__Description of the task__. Print out every line, exactly as written.

__Collected data entries__.
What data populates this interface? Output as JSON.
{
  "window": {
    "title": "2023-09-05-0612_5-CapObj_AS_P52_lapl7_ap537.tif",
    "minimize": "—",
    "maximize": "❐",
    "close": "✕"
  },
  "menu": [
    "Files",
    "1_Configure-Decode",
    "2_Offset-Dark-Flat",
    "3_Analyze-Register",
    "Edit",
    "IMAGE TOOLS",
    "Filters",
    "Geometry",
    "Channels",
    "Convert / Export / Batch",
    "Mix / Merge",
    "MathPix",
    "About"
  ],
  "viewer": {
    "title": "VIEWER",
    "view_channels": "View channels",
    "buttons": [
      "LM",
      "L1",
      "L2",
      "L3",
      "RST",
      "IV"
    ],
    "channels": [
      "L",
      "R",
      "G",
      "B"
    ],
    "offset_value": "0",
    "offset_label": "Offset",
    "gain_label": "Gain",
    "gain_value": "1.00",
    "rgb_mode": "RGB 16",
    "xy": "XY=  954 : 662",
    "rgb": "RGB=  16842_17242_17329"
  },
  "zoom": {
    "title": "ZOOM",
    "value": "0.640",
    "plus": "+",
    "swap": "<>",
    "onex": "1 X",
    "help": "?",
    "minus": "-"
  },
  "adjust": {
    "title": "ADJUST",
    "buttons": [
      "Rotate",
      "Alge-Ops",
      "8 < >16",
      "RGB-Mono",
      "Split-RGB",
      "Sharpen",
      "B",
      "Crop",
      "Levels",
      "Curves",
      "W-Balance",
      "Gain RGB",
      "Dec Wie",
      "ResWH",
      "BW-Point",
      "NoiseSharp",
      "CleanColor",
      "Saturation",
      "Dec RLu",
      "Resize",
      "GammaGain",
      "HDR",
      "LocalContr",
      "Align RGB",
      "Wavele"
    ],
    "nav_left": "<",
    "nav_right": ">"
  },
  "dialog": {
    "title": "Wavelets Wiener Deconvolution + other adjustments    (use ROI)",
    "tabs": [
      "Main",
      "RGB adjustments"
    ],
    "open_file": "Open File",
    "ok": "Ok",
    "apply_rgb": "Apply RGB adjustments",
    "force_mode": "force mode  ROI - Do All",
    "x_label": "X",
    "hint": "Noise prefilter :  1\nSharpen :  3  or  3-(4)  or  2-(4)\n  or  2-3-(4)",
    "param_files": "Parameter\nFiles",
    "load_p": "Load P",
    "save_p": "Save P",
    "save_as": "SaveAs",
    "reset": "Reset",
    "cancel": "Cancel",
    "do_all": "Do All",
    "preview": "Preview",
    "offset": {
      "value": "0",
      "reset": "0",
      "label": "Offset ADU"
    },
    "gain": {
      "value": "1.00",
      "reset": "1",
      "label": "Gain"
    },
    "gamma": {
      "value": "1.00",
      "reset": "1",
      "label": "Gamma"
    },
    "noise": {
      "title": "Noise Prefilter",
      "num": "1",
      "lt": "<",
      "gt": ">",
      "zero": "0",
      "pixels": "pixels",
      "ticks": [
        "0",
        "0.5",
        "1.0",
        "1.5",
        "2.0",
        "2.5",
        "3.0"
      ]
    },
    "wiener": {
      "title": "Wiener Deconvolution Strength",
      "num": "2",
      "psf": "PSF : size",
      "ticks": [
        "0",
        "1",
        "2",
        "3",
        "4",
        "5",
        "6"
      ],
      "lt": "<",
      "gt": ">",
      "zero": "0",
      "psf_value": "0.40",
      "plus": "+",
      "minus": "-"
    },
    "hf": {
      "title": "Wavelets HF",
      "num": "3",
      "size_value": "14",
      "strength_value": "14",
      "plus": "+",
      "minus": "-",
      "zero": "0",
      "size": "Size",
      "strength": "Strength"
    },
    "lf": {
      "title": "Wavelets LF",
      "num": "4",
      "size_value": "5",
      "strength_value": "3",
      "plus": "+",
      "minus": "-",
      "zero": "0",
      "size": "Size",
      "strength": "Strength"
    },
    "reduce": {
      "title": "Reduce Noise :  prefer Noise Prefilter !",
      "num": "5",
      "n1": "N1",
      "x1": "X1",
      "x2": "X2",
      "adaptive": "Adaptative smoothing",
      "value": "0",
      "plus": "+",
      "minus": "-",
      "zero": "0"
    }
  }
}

__Completed exercise__.
What data populates this interface? Output as JSON.
{
  "window": {
    "title": "2023-09-05-0612_5-CapObj_AS_P52_lapl7_ap537.tif",
    "minimize": "—",
    "maximize": "❐",
    "close": "✕"
  },
  "menu": [
    "Files",
    "1_Configure-Decode",
    "2_Offset-Dark-Flat",
    "3_Analyze-Register",
    "Edit",
    "IMAGE TOOLS",
    "Filters",
    "Geometry",
    "Channels",
    "Convert / Export / Batch",
    "Mix / Merge",
    "MathPix",
    "About"
  ],
  "viewer": {
    "title": "VIEWER",
    "view_channels": "View channels",
    "buttons": [
      "LM",
      "L1",
      "L2",
      "L3",
      "RST",
      "IV"
    ],
    "channels": [
      "L",
      "R",
      "G",
      "B"
    ],
    "offset_value": "0",
    "offset_label": "Offset",
    "gain_label": "Gain",
    "gain_value": "1.00",
    "rgb_mode": "RGB 16",
    "xy": "XY=  954 : 662",
    "rgb": "RGB=  16842_17242_17329"
  },
  "zoom": {
    "title": "ZOOM",
    "value": "0.640",
    "plus": "+",
    "swap": "<>",
    "onex": "1 X",
    "help": "?",
    "minus": "-"
  },
  "adjust": {
    "title": "ADJUST",
    "buttons": [
      "Rotate",
      "Alge-Ops",
      "8 < >16",
      "RGB-Mono",
      "Split-RGB",
      "Sharpen",
      "B",
      "Crop",
      "Levels",
      "Curves",
      "W-Balance",
      "Gain RGB",
      "Dec Wie",
      "ResWH",
      "BW-Point",
      "NoiseSharp",
      "CleanColor",
      "Saturation",
      "Dec RLu",
      "Resize",
      "GammaGain",
      "HDR",
      "LocalContr",
      "Align RGB",
      "Wavele"
    ],
    "nav_left": "<",
    "nav_right": ">"
  },
  "dialog": {
    "title": "Wavelets Wiener Deconvolution + other adjustments    (use ROI)",
    "tabs": [
      "Main",
      "RGB adjustments"
    ],
    "open_file": "Open File",
    "ok": "Ok",
    "apply_rgb": "Apply RGB adjustments",
    "force_mode": "force mode  ROI - Do All",
    "x_label": "X",
    "hint": "Noise prefilter :  1\nSharpen :  3  or  3-(4)  or  2-(4)\n  or  2-3-(4)",
    "param_files": "Parameter\nFiles",
    "load_p": "Load P",
    "save_p": "Save P",
    "save_as": "SaveAs",
    "reset": "Reset",
    "cancel": "Cancel",
    "do_all": "Do All",
    "preview": "Preview",
    "offset": {
      "value": "0",
      "reset": "0",
      "label": "Offset ADU"
    },
    "gain": {
      "value": "1.00",
      "reset": "1",
      "label": "Gain"
    },
    "gamma": {
      "value": "1.00",
      "reset": "1",
      "label": "Gamma"
    },
    "noise": {
      "title": "Noise Prefilter",
      "num": "1",
      "lt": "<",
      "gt": ">",
      "zero": "0",
      "pixels": "pixels",
      "ticks": [
        "0",
        "0.5",
        "1.0",
        "1.5",
        "2.0",
        "2.5",
        "3.0"
      ]
    },
    "wiener": {
      "title": "Wiener Deconvolution Strength",
      "num": "2",
      "psf": "PSF : size",
      "ticks": [
        "0",
        "1",
        "2",
        "3",
        "4",
        "5",
        "6"
      ],
      "lt": "<",
      "gt": ">",
      "zero": "0",
      "psf_value": "0.40",
      "plus": "+",
      "minus": "-"
    },
    "hf": {
      "title": "Wavelets HF",
      "num": "3",
      "size_value": "14",
      "strength_value": "14",
      "plus": "+",
      "minus": "-",
      "zero": "0",
      "size": "Size",
      "strength": "Strength"
    },
    "lf": {
      "title": "Wavelets LF",
      "num": "4",
      "size_value": "5",
      "strength_value": "3",
      "plus": "+",
      "minus": "-",
      "zero": "0",
      "size": "Size",
      "strength": "Strength"
    },
    "reduce": {
      "title": "Reduce Noise :  prefer Noise Prefilter !",
      "num": "5",
      "n1": "N1",
      "x1": "X1",
      "x2": "X2",
      "adaptive": "Adaptative smoothing",
      "value": "0",
      "plus": "+",
      "minus": "-",
      "zero": "0"
    }
  }
}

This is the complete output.